# Instruction:
Return a copy of every line in the records that includes the word "screenshot".

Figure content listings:
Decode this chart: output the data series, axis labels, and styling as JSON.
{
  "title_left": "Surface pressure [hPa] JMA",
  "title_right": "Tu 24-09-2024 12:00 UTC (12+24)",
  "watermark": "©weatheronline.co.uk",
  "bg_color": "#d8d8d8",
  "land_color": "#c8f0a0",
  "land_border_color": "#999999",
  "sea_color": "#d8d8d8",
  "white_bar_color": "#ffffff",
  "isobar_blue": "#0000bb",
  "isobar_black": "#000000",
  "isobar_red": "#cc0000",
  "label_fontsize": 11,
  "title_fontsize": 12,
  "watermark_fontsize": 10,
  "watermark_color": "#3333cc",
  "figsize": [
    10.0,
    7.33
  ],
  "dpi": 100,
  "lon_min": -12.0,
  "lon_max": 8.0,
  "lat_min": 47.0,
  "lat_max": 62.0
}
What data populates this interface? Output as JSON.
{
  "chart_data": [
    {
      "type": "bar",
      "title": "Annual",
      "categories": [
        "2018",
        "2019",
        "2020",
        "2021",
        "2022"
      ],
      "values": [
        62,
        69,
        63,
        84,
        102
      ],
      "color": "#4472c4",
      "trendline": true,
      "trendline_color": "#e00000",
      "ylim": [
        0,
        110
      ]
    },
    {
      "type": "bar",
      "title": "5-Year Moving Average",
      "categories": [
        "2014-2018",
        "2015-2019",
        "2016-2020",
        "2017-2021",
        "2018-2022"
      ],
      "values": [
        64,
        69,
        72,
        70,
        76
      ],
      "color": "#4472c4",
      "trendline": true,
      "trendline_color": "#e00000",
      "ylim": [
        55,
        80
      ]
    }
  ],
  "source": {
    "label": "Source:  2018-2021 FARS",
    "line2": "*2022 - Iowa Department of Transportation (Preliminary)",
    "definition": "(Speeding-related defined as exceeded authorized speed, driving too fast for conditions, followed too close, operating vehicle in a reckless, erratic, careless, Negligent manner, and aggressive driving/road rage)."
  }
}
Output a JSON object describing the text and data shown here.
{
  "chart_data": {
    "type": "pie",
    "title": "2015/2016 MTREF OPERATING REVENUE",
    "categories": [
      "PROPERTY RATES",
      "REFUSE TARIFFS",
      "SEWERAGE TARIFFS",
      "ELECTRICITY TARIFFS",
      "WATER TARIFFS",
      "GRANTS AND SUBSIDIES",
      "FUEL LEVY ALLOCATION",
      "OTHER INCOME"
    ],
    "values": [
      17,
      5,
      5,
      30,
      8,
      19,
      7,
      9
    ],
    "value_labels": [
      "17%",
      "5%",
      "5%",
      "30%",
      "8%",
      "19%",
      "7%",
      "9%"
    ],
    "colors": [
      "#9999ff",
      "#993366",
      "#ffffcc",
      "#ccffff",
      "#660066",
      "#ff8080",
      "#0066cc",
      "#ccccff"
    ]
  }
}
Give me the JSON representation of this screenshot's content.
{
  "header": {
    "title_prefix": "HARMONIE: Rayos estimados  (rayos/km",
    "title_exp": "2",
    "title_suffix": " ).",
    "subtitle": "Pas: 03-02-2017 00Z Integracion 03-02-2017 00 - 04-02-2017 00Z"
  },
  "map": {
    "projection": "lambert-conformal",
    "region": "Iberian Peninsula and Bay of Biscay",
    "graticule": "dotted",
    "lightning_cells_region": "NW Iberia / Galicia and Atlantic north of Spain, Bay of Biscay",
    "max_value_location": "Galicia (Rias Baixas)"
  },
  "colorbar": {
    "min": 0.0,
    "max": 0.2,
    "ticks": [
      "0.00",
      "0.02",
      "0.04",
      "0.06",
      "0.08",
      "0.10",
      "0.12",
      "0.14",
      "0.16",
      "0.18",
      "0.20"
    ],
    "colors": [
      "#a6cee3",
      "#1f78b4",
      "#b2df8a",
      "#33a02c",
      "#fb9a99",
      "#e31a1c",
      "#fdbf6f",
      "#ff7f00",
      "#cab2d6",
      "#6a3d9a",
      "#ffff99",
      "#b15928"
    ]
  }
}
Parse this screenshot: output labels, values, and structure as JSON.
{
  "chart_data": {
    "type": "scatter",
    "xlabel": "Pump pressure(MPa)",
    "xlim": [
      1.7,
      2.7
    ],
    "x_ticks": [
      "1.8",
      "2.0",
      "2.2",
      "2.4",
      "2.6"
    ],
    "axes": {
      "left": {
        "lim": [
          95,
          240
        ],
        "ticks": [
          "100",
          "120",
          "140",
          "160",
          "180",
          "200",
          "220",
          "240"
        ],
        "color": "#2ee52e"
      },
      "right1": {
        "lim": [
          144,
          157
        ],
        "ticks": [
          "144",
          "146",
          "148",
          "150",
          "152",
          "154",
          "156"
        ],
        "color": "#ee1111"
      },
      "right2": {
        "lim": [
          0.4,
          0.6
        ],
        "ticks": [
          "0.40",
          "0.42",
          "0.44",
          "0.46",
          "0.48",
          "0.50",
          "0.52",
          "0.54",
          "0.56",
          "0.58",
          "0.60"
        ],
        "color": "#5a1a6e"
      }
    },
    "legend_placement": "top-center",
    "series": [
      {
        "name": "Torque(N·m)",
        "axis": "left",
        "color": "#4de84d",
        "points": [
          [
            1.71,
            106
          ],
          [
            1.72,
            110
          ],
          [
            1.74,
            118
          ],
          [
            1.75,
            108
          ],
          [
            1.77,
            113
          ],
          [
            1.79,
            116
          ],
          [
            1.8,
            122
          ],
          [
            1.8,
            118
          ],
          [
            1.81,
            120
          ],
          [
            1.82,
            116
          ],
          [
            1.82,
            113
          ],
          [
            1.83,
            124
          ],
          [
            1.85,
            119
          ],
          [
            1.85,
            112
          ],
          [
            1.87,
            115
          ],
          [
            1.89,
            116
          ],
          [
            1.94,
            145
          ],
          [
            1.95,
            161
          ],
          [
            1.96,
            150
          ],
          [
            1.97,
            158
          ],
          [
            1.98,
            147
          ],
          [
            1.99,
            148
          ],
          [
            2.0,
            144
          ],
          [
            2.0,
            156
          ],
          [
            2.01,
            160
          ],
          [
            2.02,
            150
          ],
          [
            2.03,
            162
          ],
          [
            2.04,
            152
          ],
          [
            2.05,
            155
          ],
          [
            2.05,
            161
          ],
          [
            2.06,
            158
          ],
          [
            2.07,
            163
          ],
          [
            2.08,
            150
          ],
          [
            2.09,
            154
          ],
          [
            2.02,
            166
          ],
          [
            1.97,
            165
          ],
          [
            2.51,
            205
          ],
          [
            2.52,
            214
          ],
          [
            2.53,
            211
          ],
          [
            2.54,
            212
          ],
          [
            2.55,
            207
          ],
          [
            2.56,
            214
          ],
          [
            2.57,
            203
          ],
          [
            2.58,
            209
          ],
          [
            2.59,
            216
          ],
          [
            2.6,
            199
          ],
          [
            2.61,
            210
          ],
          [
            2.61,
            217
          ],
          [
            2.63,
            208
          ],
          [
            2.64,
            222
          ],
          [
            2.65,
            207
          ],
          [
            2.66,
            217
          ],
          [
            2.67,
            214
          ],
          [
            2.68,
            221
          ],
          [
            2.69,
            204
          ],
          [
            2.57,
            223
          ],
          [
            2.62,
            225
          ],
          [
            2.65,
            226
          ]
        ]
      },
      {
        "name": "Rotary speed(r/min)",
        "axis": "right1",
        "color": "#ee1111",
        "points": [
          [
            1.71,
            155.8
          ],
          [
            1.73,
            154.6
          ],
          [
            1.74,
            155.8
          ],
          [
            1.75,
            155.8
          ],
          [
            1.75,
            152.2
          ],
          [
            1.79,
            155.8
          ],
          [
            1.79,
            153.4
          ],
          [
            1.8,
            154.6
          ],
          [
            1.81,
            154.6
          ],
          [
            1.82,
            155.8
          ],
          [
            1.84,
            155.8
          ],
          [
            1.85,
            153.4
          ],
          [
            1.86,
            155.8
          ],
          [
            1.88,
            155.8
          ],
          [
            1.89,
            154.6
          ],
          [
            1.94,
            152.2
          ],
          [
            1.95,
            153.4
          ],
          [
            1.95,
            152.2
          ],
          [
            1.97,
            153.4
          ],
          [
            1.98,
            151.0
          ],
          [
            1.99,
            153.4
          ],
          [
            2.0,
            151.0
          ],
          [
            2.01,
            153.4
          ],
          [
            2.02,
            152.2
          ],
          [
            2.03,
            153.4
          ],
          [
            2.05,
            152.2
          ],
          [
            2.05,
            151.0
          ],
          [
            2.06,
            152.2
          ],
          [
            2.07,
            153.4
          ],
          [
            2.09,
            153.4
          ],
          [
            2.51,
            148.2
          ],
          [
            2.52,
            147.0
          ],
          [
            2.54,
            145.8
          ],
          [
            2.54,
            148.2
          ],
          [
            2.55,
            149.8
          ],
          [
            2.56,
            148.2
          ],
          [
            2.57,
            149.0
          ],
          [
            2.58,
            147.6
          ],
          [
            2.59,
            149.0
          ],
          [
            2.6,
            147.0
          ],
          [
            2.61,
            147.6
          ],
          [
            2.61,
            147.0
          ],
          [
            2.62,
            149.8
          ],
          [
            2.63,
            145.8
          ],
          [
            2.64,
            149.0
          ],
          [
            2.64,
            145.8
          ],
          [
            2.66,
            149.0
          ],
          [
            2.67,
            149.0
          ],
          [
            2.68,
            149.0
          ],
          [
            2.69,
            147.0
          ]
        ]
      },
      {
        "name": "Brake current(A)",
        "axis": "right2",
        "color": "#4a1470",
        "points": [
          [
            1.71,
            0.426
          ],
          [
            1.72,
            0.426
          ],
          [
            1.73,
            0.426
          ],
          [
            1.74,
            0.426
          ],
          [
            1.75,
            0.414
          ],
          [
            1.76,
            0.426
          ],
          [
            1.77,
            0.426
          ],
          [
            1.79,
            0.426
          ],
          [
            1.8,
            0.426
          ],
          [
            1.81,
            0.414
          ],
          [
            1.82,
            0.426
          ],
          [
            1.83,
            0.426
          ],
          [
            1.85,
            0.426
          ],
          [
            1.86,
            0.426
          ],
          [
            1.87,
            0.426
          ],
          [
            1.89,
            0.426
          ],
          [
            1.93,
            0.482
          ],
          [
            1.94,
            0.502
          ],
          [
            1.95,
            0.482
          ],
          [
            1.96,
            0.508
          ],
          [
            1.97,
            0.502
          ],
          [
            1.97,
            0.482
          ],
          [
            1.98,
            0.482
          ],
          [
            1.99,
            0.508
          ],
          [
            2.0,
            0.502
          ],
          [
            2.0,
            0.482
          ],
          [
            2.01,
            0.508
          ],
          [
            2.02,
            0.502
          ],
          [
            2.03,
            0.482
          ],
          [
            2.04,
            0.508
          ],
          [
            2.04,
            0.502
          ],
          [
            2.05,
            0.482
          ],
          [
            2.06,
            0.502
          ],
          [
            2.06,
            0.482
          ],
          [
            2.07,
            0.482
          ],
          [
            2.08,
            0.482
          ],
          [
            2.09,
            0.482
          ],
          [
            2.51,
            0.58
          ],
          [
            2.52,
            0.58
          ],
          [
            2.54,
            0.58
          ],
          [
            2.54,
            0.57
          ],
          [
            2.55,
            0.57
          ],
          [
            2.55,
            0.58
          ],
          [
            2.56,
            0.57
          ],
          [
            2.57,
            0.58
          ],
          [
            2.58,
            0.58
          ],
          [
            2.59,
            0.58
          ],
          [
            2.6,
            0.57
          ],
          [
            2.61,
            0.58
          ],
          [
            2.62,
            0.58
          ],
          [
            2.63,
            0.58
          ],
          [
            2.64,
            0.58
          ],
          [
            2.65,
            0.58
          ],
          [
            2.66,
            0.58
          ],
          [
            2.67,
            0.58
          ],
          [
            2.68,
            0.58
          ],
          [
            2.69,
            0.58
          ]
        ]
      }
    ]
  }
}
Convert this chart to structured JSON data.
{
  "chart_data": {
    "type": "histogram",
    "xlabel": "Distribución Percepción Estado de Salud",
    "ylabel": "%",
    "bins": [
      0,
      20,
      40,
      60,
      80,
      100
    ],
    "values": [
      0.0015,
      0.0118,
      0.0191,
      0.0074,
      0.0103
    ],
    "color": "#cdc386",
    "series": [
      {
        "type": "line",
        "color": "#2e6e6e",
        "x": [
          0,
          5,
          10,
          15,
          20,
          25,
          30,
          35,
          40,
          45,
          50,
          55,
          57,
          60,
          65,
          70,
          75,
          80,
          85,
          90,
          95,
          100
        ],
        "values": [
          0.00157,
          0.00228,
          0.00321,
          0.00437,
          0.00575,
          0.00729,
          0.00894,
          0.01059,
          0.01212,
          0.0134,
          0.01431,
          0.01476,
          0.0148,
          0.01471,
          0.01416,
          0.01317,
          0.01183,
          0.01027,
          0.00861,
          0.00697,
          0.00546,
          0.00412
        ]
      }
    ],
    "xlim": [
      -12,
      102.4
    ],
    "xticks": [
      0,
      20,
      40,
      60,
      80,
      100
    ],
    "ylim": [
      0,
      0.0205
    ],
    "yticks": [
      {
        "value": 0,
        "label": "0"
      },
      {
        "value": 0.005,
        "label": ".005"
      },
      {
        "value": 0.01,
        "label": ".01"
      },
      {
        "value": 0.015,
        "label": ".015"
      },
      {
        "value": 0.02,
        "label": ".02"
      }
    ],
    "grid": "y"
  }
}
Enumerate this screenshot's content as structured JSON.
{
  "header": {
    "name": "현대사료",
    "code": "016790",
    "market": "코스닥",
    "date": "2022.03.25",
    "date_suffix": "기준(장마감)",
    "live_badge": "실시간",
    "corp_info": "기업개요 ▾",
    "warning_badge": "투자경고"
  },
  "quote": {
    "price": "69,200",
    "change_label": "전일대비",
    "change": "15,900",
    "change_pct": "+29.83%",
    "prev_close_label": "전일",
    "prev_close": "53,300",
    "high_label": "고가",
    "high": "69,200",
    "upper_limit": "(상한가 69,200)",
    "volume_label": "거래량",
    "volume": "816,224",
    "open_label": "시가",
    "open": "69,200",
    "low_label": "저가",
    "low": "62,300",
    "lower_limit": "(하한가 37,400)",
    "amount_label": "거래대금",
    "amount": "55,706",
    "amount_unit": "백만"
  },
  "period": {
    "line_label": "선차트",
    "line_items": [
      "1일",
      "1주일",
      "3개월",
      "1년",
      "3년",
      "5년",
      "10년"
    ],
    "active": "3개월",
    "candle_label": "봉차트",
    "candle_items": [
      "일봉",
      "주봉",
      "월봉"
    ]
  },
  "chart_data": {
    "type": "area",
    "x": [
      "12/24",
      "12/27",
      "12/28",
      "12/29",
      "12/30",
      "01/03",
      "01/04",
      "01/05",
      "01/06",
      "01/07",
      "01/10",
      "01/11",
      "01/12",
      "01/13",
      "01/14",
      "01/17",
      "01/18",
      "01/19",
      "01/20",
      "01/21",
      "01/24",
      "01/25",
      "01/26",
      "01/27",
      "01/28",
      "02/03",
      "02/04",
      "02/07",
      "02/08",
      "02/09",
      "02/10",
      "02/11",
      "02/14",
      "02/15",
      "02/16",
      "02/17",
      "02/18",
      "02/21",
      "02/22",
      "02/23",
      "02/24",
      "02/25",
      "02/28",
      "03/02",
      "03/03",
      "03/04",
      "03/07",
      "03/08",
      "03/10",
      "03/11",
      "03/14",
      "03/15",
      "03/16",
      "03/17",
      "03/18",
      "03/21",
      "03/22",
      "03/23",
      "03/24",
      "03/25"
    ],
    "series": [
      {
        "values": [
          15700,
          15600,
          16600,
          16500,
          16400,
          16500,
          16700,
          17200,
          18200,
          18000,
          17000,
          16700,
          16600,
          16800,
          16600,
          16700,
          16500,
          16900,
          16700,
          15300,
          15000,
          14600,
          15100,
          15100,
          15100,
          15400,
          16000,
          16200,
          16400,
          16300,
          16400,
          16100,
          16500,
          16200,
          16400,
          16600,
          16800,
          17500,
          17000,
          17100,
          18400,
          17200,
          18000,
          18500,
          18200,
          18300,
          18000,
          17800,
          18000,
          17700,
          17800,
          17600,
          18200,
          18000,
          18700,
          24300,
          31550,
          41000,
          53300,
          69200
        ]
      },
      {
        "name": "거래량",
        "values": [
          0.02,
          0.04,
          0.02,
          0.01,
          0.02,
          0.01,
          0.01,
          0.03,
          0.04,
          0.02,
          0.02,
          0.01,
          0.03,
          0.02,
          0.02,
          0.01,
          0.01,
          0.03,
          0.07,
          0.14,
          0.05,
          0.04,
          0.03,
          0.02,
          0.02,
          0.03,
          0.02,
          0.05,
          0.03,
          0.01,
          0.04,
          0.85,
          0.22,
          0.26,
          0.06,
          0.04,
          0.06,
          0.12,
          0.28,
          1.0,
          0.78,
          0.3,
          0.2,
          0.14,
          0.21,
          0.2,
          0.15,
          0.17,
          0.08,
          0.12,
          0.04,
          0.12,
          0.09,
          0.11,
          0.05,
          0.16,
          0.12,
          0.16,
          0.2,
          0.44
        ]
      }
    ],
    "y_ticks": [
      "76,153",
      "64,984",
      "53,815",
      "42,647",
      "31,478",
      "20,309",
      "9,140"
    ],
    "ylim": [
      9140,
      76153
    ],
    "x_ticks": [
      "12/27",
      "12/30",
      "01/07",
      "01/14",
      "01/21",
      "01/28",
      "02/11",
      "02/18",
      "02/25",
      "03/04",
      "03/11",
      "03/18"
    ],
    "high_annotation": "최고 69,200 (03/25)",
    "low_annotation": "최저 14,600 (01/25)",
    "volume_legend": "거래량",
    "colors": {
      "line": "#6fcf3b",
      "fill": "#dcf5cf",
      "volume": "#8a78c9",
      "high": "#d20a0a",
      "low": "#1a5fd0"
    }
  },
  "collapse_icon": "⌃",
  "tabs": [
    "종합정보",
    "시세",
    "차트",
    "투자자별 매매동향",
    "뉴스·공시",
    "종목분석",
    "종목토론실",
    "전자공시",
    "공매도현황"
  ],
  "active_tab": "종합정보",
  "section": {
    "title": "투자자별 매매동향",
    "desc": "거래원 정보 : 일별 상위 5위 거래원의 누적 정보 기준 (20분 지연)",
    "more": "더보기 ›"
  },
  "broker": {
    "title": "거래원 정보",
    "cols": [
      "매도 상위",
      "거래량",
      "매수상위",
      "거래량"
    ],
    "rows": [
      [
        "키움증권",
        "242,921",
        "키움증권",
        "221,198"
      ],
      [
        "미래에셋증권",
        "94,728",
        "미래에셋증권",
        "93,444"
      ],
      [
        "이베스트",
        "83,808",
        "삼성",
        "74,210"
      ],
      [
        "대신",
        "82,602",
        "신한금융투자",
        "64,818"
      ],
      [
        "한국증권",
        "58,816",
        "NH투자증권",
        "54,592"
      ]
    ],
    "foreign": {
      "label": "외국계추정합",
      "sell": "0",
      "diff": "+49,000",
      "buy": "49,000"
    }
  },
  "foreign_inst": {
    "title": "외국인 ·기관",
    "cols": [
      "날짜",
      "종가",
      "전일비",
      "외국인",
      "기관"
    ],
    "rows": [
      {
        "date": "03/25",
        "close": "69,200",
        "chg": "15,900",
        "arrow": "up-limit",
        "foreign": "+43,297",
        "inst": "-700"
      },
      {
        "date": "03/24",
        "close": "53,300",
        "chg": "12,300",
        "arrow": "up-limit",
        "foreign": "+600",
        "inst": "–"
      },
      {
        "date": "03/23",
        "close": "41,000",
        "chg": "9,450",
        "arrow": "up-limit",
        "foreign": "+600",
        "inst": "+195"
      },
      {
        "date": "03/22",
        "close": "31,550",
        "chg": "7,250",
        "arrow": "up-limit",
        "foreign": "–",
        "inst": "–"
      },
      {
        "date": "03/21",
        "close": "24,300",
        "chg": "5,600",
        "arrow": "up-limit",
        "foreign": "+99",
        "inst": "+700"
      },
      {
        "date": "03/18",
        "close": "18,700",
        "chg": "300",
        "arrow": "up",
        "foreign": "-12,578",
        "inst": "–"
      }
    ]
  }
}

# Output for this exercise:
Give me the JSON representation of this screenshot's content.
Parse this screenshot: output labels, values, and structure as JSON.
Enumerate this screenshot's content as structured JSON.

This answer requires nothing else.